Data records:
+--

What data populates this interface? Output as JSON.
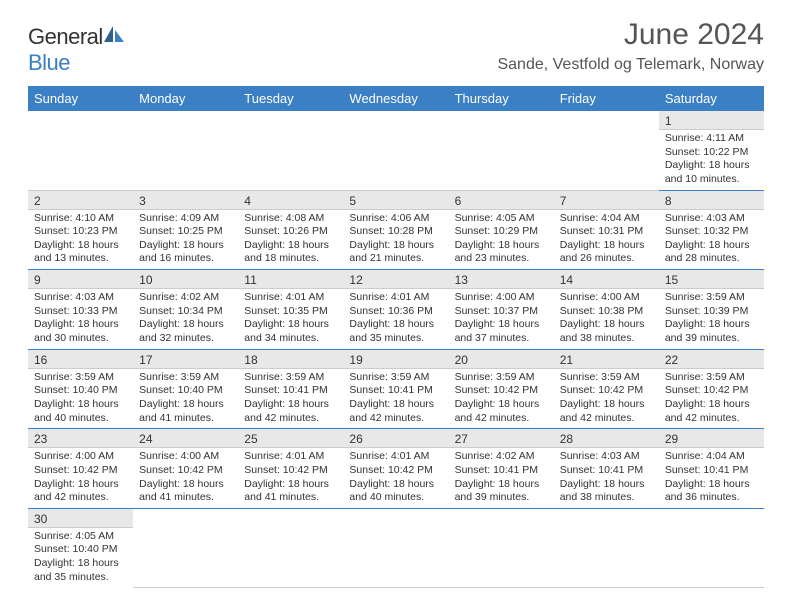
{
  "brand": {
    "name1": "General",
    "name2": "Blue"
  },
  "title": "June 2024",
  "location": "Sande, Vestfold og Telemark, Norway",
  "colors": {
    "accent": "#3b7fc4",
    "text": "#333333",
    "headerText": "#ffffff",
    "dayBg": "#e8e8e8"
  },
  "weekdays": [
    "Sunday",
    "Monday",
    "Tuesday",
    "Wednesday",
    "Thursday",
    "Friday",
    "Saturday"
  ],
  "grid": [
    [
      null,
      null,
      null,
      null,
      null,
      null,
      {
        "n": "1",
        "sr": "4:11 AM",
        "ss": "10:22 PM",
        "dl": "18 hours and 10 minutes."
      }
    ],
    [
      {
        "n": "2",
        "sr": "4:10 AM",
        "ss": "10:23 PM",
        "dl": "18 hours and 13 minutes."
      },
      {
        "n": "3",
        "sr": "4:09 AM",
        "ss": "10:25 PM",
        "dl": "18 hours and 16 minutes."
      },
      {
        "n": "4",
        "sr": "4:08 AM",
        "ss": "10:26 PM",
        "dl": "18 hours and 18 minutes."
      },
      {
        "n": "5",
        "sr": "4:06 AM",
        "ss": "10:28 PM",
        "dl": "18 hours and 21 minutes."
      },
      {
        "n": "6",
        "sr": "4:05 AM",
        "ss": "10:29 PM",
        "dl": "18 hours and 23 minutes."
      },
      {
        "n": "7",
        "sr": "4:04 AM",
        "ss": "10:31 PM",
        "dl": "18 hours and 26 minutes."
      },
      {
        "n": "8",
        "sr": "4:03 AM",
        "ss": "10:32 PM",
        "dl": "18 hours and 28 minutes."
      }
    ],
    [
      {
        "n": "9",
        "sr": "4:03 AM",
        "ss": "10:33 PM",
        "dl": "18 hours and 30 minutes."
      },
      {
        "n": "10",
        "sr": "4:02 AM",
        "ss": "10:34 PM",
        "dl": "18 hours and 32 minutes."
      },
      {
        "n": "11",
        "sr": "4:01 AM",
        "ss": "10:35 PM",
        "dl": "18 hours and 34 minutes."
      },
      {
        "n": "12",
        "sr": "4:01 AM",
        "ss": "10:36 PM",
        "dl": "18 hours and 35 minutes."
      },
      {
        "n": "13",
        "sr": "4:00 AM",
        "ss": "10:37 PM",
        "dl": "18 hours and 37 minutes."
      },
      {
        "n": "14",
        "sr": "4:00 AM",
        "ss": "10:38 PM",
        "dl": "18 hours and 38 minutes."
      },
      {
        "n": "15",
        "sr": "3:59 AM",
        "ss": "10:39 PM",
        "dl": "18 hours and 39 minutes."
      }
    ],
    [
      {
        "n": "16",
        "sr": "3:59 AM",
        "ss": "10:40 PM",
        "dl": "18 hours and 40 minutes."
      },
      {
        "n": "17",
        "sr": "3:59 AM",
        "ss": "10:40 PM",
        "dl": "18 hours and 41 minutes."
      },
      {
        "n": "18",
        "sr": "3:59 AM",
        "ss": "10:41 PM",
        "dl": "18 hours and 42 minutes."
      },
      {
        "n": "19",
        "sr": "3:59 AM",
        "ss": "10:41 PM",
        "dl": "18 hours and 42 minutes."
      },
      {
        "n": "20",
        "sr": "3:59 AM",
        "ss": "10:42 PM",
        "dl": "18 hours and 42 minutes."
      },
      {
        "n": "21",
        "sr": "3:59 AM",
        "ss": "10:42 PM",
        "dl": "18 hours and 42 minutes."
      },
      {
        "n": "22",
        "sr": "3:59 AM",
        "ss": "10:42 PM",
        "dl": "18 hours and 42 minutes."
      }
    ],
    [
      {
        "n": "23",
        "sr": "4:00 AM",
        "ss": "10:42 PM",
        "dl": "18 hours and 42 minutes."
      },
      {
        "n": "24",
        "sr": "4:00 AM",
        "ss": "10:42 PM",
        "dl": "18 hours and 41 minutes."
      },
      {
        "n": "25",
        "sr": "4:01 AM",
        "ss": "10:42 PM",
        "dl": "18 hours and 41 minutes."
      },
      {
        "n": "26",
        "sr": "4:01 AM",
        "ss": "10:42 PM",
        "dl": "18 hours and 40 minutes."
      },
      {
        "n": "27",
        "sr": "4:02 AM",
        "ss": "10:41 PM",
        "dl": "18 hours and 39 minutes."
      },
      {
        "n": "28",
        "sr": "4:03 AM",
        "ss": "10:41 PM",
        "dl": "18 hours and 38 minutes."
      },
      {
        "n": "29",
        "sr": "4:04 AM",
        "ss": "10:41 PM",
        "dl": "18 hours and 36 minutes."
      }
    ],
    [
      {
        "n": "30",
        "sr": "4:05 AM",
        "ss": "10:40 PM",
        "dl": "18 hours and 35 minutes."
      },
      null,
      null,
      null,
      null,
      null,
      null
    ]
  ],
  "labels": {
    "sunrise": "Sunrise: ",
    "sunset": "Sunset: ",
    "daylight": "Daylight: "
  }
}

+--

What the task requires: Repeat the material above in full and exactly, apart from the pictures.

Output for this task:
What data populates this interface? Output as JSON.
{
  "brand": {
    "name1": "General",
    "name2": "Blue"
  },
  "title": "June 2024",
  "location": "Sande, Vestfold og Telemark, Norway",
  "colors": {
    "accent": "#3b7fc4",
    "text": "#333333",
    "headerText": "#ffffff",
    "dayBg": "#e8e8e8"
  },
  "weekdays": [
    "Sunday",
    "Monday",
    "Tuesday",
    "Wednesday",
    "Thursday",
    "Friday",
    "Saturday"
  ],
  "grid": [
    [
      null,
      null,
      null,
      null,
      null,
      null,
      {
        "n": "1",
        "sr": "4:11 AM",
        "ss": "10:22 PM",
        "dl": "18 hours and 10 minutes."
      }
    ],
    [
      {
        "n": "2",
        "sr": "4:10 AM",
        "ss": "10:23 PM",
        "dl": "18 hours and 13 minutes."
      },
      {
        "n": "3",
        "sr": "4:09 AM",
        "ss": "10:25 PM",
        "dl": "18 hours and 16 minutes."
      },
      {
        "n": "4",
        "sr": "4:08 AM",
        "ss": "10:26 PM",
        "dl": "18 hours and 18 minutes."
      },
      {
        "n": "5",
        "sr": "4:06 AM",
        "ss": "10:28 PM",
        "dl": "18 hours and 21 minutes."
      },
      {
        "n": "6",
        "sr": "4:05 AM",
        "ss": "10:29 PM",
        "dl": "18 hours and 23 minutes."
      },
      {
        "n": "7",
        "sr": "4:04 AM",
        "ss": "10:31 PM",
        "dl": "18 hours and 26 minutes."
      },
      {
        "n": "8",
        "sr": "4:03 AM",
        "ss": "10:32 PM",
        "dl": "18 hours and 28 minutes."
      }
    ],
    [
      {
        "n": "9",
        "sr": "4:03 AM",
        "ss": "10:33 PM",
        "dl": "18 hours and 30 minutes."
      },
      {
        "n": "10",
        "sr": "4:02 AM",
        "ss": "10:34 PM",
        "dl": "18 hours and 32 minutes."
      },
      {
        "n": "11",
        "sr": "4:01 AM",
        "ss": "10:35 PM",
        "dl": "18 hours and 34 minutes."
      },
      {
        "n": "12",
        "sr": "4:01 AM",
        "ss": "10:36 PM",
        "dl": "18 hours and 35 minutes."
      },
      {
        "n": "13",
        "sr": "4:00 AM",
        "ss": "10:37 PM",
        "dl": "18 hours and 37 minutes."
      },
      {
        "n": "14",
        "sr": "4:00 AM",
        "ss": "10:38 PM",
        "dl": "18 hours and 38 minutes."
      },
      {
        "n": "15",
        "sr": "3:59 AM",
        "ss": "10:39 PM",
        "dl": "18 hours and 39 minutes."
      }
    ],
    [
      {
        "n": "16",
        "sr": "3:59 AM",
        "ss": "10:40 PM",
        "dl": "18 hours and 40 minutes."
      },
      {
        "n": "17",
        "sr": "3:59 AM",
        "ss": "10:40 PM",
        "dl": "18 hours and 41 minutes."
      },
      {
        "n": "18",
        "sr": "3:59 AM",
        "ss": "10:41 PM",
        "dl": "18 hours and 42 minutes."
      },
      {
        "n": "19",
        "sr": "3:59 AM",
        "ss": "10:41 PM",
        "dl": "18 hours and 42 minutes."
      },
      {
        "n": "20",
        "sr": "3:59 AM",
        "ss": "10:42 PM",
        "dl": "18 hours and 42 minutes."
      },
      {
        "n": "21",
        "sr": "3:59 AM",
        "ss": "10:42 PM",
        "dl": "18 hours and 42 minutes."
      },
      {
        "n": "22",
        "sr": "3:59 AM",
        "ss": "10:42 PM",
        "dl": "18 hours and 42 minutes."
      }
    ],
    [
      {
        "n": "23",
        "sr": "4:00 AM",
        "ss": "10:42 PM",
        "dl": "18 hours and 42 minutes."
      },
      {
        "n": "24",
        "sr": "4:00 AM",
        "ss": "10:42 PM",
        "dl": "18 hours and 41 minutes."
      },
      {
        "n": "25",
        "sr": "4:01 AM",
        "ss": "10:42 PM",
        "dl": "18 hours and 41 minutes."
      },
      {
        "n": "26",
        "sr": "4:01 AM",
        "ss": "10:42 PM",
        "dl": "18 hours and 40 minutes."
      },
      {
        "n": "27",
        "sr": "4:02 AM",
        "ss": "10:41 PM",
        "dl": "18 hours and 39 minutes."
      },
      {
        "n": "28",
        "sr": "4:03 AM",
        "ss": "10:41 PM",
        "dl": "18 hours and 38 minutes."
      },
      {
        "n": "29",
        "sr": "4:04 AM",
        "ss": "10:41 PM",
        "dl": "18 hours and 36 minutes."
      }
    ],
    [
      {
        "n": "30",
        "sr": "4:05 AM",
        "ss": "10:40 PM",
        "dl": "18 hours and 35 minutes."
      },
      null,
      null,
      null,
      null,
      null,
      null
    ]
  ],
  "labels": {
    "sunrise": "Sunrise: ",
    "sunset": "Sunset: ",
    "daylight": "Daylight: "
  }
}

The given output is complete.